**WRITTEN INSTRUCTION:** Give back each entry unchanged, minus pictures.

**DATA RECORDS:**
○ ○ ○

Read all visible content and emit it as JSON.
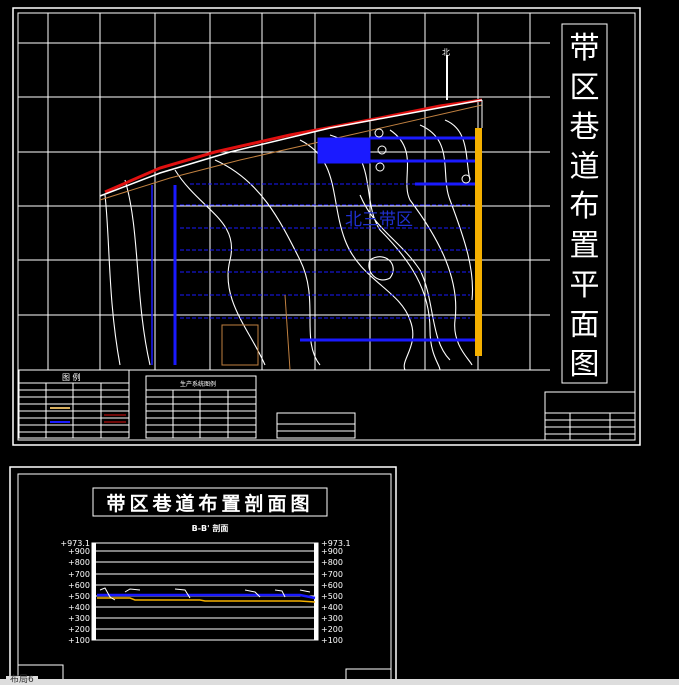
{
  "plan": {
    "title_chars": [
      "带",
      "区",
      "巷",
      "道",
      "布",
      "置",
      "平",
      "面",
      "图"
    ],
    "zone_label": "北三带区",
    "north_label": "北",
    "legend_title": "图 例",
    "legend2_title": "生产系统图例",
    "colors": {
      "roadway": "#1a1aff",
      "boundary": "#e01010",
      "belt": "#f5b000",
      "contour": "#ffffff",
      "grid": "#ffffff"
    }
  },
  "section": {
    "title": "带区巷道布置剖面图",
    "subtitle": "B-B' 剖面",
    "left_levels": [
      "+973.1",
      "+900",
      "+800",
      "+700",
      "+600",
      "+500",
      "+400",
      "+300",
      "+200",
      "+100"
    ],
    "right_levels": [
      "+973.1",
      "+900",
      "+800",
      "+700",
      "+600",
      "+500",
      "+400",
      "+300",
      "+200",
      "+100"
    ]
  },
  "status": {
    "tab": "布局6"
  }
}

○ ○ ○

**TASK SOLUTION:**
Read all visible content and emit it as JSON.
{
  "plan": {
    "title_chars": [
      "带",
      "区",
      "巷",
      "道",
      "布",
      "置",
      "平",
      "面",
      "图"
    ],
    "zone_label": "北三带区",
    "north_label": "北",
    "legend_title": "图 例",
    "legend2_title": "生产系统图例",
    "colors": {
      "roadway": "#1a1aff",
      "boundary": "#e01010",
      "belt": "#f5b000",
      "contour": "#ffffff",
      "grid": "#ffffff"
    }
  },
  "section": {
    "title": "带区巷道布置剖面图",
    "subtitle": "B-B' 剖面",
    "left_levels": [
      "+973.1",
      "+900",
      "+800",
      "+700",
      "+600",
      "+500",
      "+400",
      "+300",
      "+200",
      "+100"
    ],
    "right_levels": [
      "+973.1",
      "+900",
      "+800",
      "+700",
      "+600",
      "+500",
      "+400",
      "+300",
      "+200",
      "+100"
    ]
  },
  "status": {
    "tab": "布局6"
  }
}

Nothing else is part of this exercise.